(Stored data)
--- START ---
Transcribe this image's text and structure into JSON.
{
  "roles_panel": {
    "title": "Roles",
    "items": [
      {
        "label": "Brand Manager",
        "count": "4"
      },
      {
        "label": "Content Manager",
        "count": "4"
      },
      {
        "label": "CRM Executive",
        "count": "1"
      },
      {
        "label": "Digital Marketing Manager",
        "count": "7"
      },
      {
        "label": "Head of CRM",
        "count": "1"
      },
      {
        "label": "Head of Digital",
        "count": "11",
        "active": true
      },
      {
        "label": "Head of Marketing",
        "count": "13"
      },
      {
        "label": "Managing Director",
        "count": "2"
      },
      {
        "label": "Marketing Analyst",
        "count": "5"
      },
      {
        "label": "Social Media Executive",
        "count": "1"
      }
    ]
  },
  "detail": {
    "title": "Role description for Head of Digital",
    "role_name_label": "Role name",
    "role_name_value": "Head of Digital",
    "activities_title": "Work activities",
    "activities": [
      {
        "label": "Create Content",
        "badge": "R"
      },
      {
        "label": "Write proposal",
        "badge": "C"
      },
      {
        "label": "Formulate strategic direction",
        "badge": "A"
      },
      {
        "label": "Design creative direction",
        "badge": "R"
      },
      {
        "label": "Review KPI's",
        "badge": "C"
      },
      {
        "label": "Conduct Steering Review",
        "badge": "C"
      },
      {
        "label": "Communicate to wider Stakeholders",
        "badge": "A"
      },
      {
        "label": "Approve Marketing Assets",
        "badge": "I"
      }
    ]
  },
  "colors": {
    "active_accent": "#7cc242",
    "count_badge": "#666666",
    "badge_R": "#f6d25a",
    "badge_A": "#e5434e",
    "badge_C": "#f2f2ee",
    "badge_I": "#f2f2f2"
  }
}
--- END ---
## Aim
Restate the data above word for word, please.

## Exercise response
Transcribe this image's text and structure into JSON.
{
  "roles_panel": {
    "title": "Roles",
    "items": [
      {
        "label": "Brand Manager",
        "count": "4"
      },
      {
        "label": "Content Manager",
        "count": "4"
      },
      {
        "label": "CRM Executive",
        "count": "1"
      },
      {
        "label": "Digital Marketing Manager",
        "count": "7"
      },
      {
        "label": "Head of CRM",
        "count": "1"
      },
      {
        "label": "Head of Digital",
        "count": "11",
        "active": true
      },
      {
        "label": "Head of Marketing",
        "count": "13"
      },
      {
        "label": "Managing Director",
        "count": "2"
      },
      {
        "label": "Marketing Analyst",
        "count": "5"
      },
      {
        "label": "Social Media Executive",
        "count": "1"
      }
    ]
  },
  "detail": {
    "title": "Role description for Head of Digital",
    "role_name_label": "Role name",
    "role_name_value": "Head of Digital",
    "activities_title": "Work activities",
    "activities": [
      {
        "label": "Create Content",
        "badge": "R"
      },
      {
        "label": "Write proposal",
        "badge": "C"
      },
      {
        "label": "Formulate strategic direction",
        "badge": "A"
      },
      {
        "label": "Design creative direction",
        "badge": "R"
      },
      {
        "label": "Review KPI's",
        "badge": "C"
      },
      {
        "label": "Conduct Steering Review",
        "badge": "C"
      },
      {
        "label": "Communicate to wider Stakeholders",
        "badge": "A"
      },
      {
        "label": "Approve Marketing Assets",
        "badge": "I"
      }
    ]
  },
  "colors": {
    "active_accent": "#7cc242",
    "count_badge": "#666666",
    "badge_R": "#f6d25a",
    "badge_A": "#e5434e",
    "badge_C": "#f2f2ee",
    "badge_I": "#f2f2f2"
  }
}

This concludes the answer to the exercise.